Work order A: From the passage on the Programme for Government, list each yearly target in the revised Programme that the speaker mentions, with its year.
Work order B: Summarize the passage on the Programme for Government in two sentences.
-------- Page text --------
One of the Department’s commitments in the Programme for Government is to reconfigure and reform health and social care services. We know that that will be driven by the review of health and social care, which was published on 13 December 2011. When the Committee considered the draft Programme for Government, we were concerned that there did not seem to be a clear link between the Programme for Government and the recommendations coming out of the review. In particular, we could not see any evidence that the Programme for Government would be used to monitor or measure the changes that are proposed in the review.
However, I am pleased to see that in the revised Programme for Government, which has been published today, there is clear reference to the review of health and social care. In year 1, there is now a target to develop population plans to deliver a new model of care, as set out in the review. In year 2, there is a target to reduce the number of unnecessary days that patients stay in acute hospitals. In year 3, there is a target to secure a shift from hospital to community services, along with a shift in funding in line with the recommendations in the review. It is important that the review, given its impact on the future of health and social care, is placed firmly in the context of the Programme for Government.
-------- Listed entries --------
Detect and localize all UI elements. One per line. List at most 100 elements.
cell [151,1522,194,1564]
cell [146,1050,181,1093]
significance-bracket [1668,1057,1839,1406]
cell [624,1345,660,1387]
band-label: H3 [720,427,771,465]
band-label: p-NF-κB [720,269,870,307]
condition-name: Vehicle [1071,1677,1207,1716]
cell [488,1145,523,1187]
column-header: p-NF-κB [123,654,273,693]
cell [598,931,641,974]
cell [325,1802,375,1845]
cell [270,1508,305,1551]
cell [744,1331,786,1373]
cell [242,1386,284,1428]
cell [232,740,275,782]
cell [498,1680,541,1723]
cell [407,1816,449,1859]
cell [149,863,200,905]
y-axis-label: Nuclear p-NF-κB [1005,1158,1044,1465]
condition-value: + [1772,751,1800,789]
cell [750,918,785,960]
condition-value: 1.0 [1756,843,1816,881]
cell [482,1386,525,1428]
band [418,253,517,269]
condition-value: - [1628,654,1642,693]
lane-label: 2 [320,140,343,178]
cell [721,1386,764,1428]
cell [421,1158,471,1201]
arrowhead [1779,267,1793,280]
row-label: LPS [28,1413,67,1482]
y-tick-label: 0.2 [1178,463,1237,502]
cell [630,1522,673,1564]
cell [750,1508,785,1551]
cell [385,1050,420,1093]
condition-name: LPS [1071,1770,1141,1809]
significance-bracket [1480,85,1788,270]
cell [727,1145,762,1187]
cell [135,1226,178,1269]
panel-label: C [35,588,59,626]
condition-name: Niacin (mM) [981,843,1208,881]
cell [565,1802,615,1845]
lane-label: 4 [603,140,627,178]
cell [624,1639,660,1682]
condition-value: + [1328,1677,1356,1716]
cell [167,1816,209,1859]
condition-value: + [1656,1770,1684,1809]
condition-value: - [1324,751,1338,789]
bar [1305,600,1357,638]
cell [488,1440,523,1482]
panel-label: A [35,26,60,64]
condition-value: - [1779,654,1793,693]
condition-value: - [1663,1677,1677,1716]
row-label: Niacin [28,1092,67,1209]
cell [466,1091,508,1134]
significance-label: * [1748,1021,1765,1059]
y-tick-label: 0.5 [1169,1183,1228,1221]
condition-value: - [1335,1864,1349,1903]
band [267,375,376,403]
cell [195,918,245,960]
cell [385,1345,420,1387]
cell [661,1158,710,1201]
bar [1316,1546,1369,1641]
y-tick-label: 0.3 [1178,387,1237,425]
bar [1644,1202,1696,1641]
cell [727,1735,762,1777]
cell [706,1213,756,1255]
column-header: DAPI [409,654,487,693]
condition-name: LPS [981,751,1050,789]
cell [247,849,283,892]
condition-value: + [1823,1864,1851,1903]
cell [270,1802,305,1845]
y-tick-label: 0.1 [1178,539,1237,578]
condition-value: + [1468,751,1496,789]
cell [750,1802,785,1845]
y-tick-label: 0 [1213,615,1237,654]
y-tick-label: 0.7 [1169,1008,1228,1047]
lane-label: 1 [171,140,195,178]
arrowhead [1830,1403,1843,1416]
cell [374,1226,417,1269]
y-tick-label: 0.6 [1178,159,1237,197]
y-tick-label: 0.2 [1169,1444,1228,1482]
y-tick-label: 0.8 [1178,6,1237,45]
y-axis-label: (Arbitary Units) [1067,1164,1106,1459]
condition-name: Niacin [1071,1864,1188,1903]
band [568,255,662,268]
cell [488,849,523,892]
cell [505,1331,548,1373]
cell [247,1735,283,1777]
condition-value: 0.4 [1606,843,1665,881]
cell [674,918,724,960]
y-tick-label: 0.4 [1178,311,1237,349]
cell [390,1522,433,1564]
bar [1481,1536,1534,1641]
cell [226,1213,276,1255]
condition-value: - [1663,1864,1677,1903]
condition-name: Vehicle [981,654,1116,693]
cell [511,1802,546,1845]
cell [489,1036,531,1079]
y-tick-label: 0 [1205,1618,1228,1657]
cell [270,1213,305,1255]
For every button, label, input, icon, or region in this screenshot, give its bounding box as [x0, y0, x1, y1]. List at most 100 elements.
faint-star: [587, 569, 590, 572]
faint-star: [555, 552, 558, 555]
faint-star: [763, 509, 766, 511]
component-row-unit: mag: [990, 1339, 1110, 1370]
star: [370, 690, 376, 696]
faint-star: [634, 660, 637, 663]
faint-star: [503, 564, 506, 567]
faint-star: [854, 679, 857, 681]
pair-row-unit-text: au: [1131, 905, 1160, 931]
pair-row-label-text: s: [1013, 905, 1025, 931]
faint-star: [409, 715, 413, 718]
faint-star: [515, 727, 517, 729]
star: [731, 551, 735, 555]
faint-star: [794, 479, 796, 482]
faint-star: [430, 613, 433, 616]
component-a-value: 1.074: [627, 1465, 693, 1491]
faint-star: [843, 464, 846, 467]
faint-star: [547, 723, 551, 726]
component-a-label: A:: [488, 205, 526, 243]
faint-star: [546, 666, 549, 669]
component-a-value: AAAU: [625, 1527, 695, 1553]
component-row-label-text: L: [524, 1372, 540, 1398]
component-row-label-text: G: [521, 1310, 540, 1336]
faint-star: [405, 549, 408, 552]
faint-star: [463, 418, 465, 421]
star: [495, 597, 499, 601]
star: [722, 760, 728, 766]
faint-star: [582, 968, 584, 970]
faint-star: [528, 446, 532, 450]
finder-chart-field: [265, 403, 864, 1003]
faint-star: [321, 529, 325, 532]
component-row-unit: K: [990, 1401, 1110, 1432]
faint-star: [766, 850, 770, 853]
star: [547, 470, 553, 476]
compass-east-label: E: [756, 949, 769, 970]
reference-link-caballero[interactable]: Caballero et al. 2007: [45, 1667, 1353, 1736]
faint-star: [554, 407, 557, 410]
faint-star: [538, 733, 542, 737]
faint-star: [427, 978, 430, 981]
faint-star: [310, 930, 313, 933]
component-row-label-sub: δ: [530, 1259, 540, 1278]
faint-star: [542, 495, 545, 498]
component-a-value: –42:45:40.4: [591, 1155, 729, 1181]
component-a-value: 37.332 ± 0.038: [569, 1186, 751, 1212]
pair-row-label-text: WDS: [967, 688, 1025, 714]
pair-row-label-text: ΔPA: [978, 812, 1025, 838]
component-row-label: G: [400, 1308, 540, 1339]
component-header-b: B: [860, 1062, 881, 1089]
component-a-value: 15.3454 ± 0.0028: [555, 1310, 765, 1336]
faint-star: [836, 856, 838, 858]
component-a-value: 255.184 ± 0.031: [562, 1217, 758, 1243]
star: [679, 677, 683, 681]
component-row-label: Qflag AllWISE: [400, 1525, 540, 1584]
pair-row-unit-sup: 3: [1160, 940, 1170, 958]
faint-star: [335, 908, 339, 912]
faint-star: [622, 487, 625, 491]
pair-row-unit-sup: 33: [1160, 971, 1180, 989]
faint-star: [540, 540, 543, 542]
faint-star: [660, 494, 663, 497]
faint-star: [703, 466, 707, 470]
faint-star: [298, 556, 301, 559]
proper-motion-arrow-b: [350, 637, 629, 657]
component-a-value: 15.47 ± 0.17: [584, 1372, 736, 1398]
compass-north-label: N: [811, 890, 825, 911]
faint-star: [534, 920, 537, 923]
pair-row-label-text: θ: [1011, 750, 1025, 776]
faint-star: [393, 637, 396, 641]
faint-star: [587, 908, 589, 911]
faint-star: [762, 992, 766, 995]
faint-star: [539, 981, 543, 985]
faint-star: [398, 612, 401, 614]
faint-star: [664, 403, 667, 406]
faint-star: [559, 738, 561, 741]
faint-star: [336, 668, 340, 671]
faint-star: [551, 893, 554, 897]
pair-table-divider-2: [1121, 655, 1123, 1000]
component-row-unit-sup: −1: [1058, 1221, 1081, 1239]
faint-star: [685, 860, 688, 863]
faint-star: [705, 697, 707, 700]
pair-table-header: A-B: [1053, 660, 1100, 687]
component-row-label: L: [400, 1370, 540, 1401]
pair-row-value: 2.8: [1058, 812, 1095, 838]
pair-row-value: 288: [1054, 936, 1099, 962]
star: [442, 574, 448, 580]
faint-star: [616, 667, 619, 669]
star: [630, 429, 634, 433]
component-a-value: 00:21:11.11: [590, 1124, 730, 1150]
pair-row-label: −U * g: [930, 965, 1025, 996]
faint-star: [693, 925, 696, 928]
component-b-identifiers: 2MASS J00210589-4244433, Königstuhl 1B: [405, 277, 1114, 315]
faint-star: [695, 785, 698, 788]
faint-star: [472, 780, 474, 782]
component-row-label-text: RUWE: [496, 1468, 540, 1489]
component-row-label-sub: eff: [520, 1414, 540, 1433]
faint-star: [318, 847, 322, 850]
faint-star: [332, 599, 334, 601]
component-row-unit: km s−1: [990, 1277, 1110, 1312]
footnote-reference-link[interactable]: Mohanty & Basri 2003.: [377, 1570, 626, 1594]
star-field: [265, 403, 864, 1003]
--------
Answer section A:
- Year 1: develop population plans to deliver a new model of care, as set out in the review.
- Year 2: reduce the number of unnecessary days that patients stay in acute hospitals.
- Year 3: secure a shift from hospital to community services, along with a shift in funding in line with the recommendations in the review.

Answer section B: When the Committee considered the draft Programme for Government, it was concerned that there was no clear link to the review of health and social care and no evidence that the Programme would be used to monitor the changes the review proposes. The revised Programme now refers clearly to the review, with targets for years 1 to 3 on population plans, unnecessary hospital days, and a shift from hospital to community services and funding.